Goal:
Render the following material again verbatim, leaving nothing out.

** Start of Information supplied **

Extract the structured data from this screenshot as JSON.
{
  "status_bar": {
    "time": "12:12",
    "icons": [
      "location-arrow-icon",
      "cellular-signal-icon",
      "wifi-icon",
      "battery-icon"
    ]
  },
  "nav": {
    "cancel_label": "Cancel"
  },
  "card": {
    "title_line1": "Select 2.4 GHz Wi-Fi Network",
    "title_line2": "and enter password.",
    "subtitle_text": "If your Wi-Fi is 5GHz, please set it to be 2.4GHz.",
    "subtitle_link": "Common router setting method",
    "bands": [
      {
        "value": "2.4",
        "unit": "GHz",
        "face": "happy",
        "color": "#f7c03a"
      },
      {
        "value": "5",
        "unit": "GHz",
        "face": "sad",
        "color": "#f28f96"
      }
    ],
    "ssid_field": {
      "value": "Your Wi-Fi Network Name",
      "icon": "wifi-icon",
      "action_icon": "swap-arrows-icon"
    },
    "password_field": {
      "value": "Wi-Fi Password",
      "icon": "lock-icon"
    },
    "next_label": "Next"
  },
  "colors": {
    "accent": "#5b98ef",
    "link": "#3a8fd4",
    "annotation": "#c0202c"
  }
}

** End of Information supplied **

Expected answer:
Extract the structured data from this screenshot as JSON.
{
  "status_bar": {
    "time": "12:12",
    "icons": [
      "location-arrow-icon",
      "cellular-signal-icon",
      "wifi-icon",
      "battery-icon"
    ]
  },
  "nav": {
    "cancel_label": "Cancel"
  },
  "card": {
    "title_line1": "Select 2.4 GHz Wi-Fi Network",
    "title_line2": "and enter password.",
    "subtitle_text": "If your Wi-Fi is 5GHz, please set it to be 2.4GHz.",
    "subtitle_link": "Common router setting method",
    "bands": [
      {
        "value": "2.4",
        "unit": "GHz",
        "face": "happy",
        "color": "#f7c03a"
      },
      {
        "value": "5",
        "unit": "GHz",
        "face": "sad",
        "color": "#f28f96"
      }
    ],
    "ssid_field": {
      "value": "Your Wi-Fi Network Name",
      "icon": "wifi-icon",
      "action_icon": "swap-arrows-icon"
    },
    "password_field": {
      "value": "Wi-Fi Password",
      "icon": "lock-icon"
    },
    "next_label": "Next"
  },
  "colors": {
    "accent": "#5b98ef",
    "link": "#3a8fd4",
    "annotation": "#c0202c"
  }
}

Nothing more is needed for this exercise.